▶ **EXERCISE INPUTS**
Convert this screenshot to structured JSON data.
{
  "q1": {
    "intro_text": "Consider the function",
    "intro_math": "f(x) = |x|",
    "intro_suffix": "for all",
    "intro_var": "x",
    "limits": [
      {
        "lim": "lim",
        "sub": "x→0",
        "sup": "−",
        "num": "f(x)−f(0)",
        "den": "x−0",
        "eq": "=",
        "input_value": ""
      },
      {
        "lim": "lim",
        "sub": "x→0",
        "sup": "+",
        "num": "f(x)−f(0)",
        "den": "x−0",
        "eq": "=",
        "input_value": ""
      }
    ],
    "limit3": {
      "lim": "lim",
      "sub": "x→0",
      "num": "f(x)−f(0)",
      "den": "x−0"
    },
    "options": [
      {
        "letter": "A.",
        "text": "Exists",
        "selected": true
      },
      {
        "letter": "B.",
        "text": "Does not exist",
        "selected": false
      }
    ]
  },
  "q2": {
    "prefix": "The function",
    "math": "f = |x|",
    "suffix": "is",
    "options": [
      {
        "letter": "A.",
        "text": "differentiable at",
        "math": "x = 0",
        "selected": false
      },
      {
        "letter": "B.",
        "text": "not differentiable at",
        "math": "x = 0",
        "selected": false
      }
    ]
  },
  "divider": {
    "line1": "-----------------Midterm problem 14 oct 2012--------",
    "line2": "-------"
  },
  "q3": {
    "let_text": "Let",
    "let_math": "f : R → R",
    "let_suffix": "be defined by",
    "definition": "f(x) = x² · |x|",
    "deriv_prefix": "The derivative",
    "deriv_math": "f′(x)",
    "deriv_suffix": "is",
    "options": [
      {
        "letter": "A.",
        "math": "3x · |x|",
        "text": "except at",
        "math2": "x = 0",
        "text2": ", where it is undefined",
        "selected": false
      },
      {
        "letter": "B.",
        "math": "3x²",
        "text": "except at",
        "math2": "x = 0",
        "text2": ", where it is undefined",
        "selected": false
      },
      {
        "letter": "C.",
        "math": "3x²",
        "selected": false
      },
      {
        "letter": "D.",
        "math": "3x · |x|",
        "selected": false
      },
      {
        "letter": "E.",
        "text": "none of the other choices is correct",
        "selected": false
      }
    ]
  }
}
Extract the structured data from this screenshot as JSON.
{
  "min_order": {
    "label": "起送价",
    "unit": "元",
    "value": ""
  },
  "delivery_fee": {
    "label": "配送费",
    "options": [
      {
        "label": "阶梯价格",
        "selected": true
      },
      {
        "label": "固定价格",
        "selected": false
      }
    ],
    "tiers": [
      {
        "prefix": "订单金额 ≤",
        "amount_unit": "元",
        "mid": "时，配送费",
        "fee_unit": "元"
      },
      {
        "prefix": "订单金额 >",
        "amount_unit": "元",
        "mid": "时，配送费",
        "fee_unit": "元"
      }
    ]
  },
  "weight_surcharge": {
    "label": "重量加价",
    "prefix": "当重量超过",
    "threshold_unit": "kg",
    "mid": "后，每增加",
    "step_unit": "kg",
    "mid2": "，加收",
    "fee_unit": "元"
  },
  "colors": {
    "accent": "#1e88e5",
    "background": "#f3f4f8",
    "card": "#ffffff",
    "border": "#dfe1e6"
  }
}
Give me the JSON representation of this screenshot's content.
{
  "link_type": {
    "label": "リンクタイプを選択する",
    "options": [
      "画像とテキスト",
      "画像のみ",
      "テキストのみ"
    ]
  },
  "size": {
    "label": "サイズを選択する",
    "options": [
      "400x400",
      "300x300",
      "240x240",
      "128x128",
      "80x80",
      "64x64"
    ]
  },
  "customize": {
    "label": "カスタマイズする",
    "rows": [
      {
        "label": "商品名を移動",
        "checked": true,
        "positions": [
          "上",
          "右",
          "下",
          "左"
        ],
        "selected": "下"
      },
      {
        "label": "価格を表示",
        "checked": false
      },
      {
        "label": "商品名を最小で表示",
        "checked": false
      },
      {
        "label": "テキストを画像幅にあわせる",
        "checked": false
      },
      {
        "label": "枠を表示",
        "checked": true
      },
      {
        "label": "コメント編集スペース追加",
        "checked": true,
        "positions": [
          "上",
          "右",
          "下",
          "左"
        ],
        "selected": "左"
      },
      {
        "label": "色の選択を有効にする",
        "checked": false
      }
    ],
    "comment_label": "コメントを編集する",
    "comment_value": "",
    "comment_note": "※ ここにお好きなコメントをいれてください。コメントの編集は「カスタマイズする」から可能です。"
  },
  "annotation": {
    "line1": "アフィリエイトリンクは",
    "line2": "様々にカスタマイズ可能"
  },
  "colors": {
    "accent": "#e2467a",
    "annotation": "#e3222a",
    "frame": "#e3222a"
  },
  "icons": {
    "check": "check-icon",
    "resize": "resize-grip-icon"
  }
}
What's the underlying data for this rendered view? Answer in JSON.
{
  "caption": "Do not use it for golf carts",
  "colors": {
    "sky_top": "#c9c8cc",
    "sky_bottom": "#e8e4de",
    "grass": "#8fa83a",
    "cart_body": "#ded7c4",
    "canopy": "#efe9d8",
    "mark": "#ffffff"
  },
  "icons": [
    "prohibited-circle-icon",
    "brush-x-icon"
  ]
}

▶ **INSTRUCTIONS FOR THE TASK**
Transcribe every entry exactly.

▶ **EXPECTED ANSWER**
Convert this screenshot to structured JSON data.
{
  "q1": {
    "intro_text": "Consider the function",
    "intro_math": "f(x) = |x|",
    "intro_suffix": "for all",
    "intro_var": "x",
    "limits": [
      {
        "lim": "lim",
        "sub": "x→0",
        "sup": "−",
        "num": "f(x)−f(0)",
        "den": "x−0",
        "eq": "=",
        "input_value": ""
      },
      {
        "lim": "lim",
        "sub": "x→0",
        "sup": "+",
        "num": "f(x)−f(0)",
        "den": "x−0",
        "eq": "=",
        "input_value": ""
      }
    ],
    "limit3": {
      "lim": "lim",
      "sub": "x→0",
      "num": "f(x)−f(0)",
      "den": "x−0"
    },
    "options": [
      {
        "letter": "A.",
        "text": "Exists",
        "selected": true
      },
      {
        "letter": "B.",
        "text": "Does not exist",
        "selected": false
      }
    ]
  },
  "q2": {
    "prefix": "The function",
    "math": "f = |x|",
    "suffix": "is",
    "options": [
      {
        "letter": "A.",
        "text": "differentiable at",
        "math": "x = 0",
        "selected": false
      },
      {
        "letter": "B.",
        "text": "not differentiable at",
        "math": "x = 0",
        "selected": false
      }
    ]
  },
  "divider": {
    "line1": "-----------------Midterm problem 14 oct 2012--------",
    "line2": "-------"
  },
  "q3": {
    "let_text": "Let",
    "let_math": "f : R → R",
    "let_suffix": "be defined by",
    "definition": "f(x) = x² · |x|",
    "deriv_prefix": "The derivative",
    "deriv_math": "f′(x)",
    "deriv_suffix": "is",
    "options": [
      {
        "letter": "A.",
        "math": "3x · |x|",
        "text": "except at",
        "math2": "x = 0",
        "text2": ", where it is undefined",
        "selected": false
      },
      {
        "letter": "B.",
        "math": "3x²",
        "text": "except at",
        "math2": "x = 0",
        "text2": ", where it is undefined",
        "selected": false
      },
      {
        "letter": "C.",
        "math": "3x²",
        "selected": false
      },
      {
        "letter": "D.",
        "math": "3x · |x|",
        "selected": false
      },
      {
        "letter": "E.",
        "text": "none of the other choices is correct",
        "selected": false
      }
    ]
  }
}
Extract the structured data from this screenshot as JSON.
{
  "min_order": {
    "label": "起送价",
    "unit": "元",
    "value": ""
  },
  "delivery_fee": {
    "label": "配送费",
    "options": [
      {
        "label": "阶梯价格",
        "selected": true
      },
      {
        "label": "固定价格",
        "selected": false
      }
    ],
    "tiers": [
      {
        "prefix": "订单金额 ≤",
        "amount_unit": "元",
        "mid": "时，配送费",
        "fee_unit": "元"
      },
      {
        "prefix": "订单金额 >",
        "amount_unit": "元",
        "mid": "时，配送费",
        "fee_unit": "元"
      }
    ]
  },
  "weight_surcharge": {
    "label": "重量加价",
    "prefix": "当重量超过",
    "threshold_unit": "kg",
    "mid": "后，每增加",
    "step_unit": "kg",
    "mid2": "，加收",
    "fee_unit": "元"
  },
  "colors": {
    "accent": "#1e88e5",
    "background": "#f3f4f8",
    "card": "#ffffff",
    "border": "#dfe1e6"
  }
}
Give me the JSON representation of this screenshot's content.
{
  "link_type": {
    "label": "リンクタイプを選択する",
    "options": [
      "画像とテキスト",
      "画像のみ",
      "テキストのみ"
    ]
  },
  "size": {
    "label": "サイズを選択する",
    "options": [
      "400x400",
      "300x300",
      "240x240",
      "128x128",
      "80x80",
      "64x64"
    ]
  },
  "customize": {
    "label": "カスタマイズする",
    "rows": [
      {
        "label": "商品名を移動",
        "checked": true,
        "positions": [
          "上",
          "右",
          "下",
          "左"
        ],
        "selected": "下"
      },
      {
        "label": "価格を表示",
        "checked": false
      },
      {
        "label": "商品名を最小で表示",
        "checked": false
      },
      {
        "label": "テキストを画像幅にあわせる",
        "checked": false
      },
      {
        "label": "枠を表示",
        "checked": true
      },
      {
        "label": "コメント編集スペース追加",
        "checked": true,
        "positions": [
          "上",
          "右",
          "下",
          "左"
        ],
        "selected": "左"
      },
      {
        "label": "色の選択を有効にする",
        "checked": false
      }
    ],
    "comment_label": "コメントを編集する",
    "comment_value": "",
    "comment_note": "※ ここにお好きなコメントをいれてください。コメントの編集は「カスタマイズする」から可能です。"
  },
  "annotation": {
    "line1": "アフィリエイトリンクは",
    "line2": "様々にカスタマイズ可能"
  },
  "colors": {
    "accent": "#e2467a",
    "annotation": "#e3222a",
    "frame": "#e3222a"
  },
  "icons": {
    "check": "check-icon",
    "resize": "resize-grip-icon"
  }
}
What's the underlying data for this rendered view? Answer in JSON.
{
  "caption": "Do not use it for golf carts",
  "colors": {
    "sky_top": "#c9c8cc",
    "sky_bottom": "#e8e4de",
    "grass": "#8fa83a",
    "cart_body": "#ded7c4",
    "canopy": "#efe9d8",
    "mark": "#ffffff"
  },
  "icons": [
    "prohibited-circle-icon",
    "brush-x-icon"
  ]
}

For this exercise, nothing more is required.